(Aim) Every line must be returned precisely as it is written.

══ Data for this task ══

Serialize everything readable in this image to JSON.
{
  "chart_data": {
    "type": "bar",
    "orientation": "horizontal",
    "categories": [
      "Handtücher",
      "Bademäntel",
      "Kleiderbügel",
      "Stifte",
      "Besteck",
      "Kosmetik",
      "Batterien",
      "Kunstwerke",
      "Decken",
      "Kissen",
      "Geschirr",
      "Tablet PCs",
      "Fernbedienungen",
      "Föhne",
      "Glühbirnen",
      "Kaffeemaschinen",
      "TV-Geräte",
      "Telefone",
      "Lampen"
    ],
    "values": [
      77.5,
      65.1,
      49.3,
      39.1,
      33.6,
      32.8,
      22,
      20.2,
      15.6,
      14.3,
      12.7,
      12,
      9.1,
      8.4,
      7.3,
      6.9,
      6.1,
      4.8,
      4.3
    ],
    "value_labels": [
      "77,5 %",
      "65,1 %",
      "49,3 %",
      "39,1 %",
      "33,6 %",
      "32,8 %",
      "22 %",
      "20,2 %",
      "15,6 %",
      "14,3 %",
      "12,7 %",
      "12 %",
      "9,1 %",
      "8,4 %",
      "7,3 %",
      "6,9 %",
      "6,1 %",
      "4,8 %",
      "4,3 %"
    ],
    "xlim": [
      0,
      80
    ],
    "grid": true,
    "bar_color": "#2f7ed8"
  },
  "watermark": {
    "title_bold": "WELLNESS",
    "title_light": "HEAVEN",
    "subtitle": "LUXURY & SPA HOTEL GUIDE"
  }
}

═══

(Exercise solution)
Serialize everything readable in this image to JSON.
{
  "chart_data": {
    "type": "bar",
    "orientation": "horizontal",
    "categories": [
      "Handtücher",
      "Bademäntel",
      "Kleiderbügel",
      "Stifte",
      "Besteck",
      "Kosmetik",
      "Batterien",
      "Kunstwerke",
      "Decken",
      "Kissen",
      "Geschirr",
      "Tablet PCs",
      "Fernbedienungen",
      "Föhne",
      "Glühbirnen",
      "Kaffeemaschinen",
      "TV-Geräte",
      "Telefone",
      "Lampen"
    ],
    "values": [
      77.5,
      65.1,
      49.3,
      39.1,
      33.6,
      32.8,
      22,
      20.2,
      15.6,
      14.3,
      12.7,
      12,
      9.1,
      8.4,
      7.3,
      6.9,
      6.1,
      4.8,
      4.3
    ],
    "value_labels": [
      "77,5 %",
      "65,1 %",
      "49,3 %",
      "39,1 %",
      "33,6 %",
      "32,8 %",
      "22 %",
      "20,2 %",
      "15,6 %",
      "14,3 %",
      "12,7 %",
      "12 %",
      "9,1 %",
      "8,4 %",
      "7,3 %",
      "6,9 %",
      "6,1 %",
      "4,8 %",
      "4,3 %"
    ],
    "xlim": [
      0,
      80
    ],
    "grid": true,
    "bar_color": "#2f7ed8"
  },
  "watermark": {
    "title_bold": "WELLNESS",
    "title_light": "HEAVEN",
    "subtitle": "LUXURY & SPA HOTEL GUIDE"
  }
}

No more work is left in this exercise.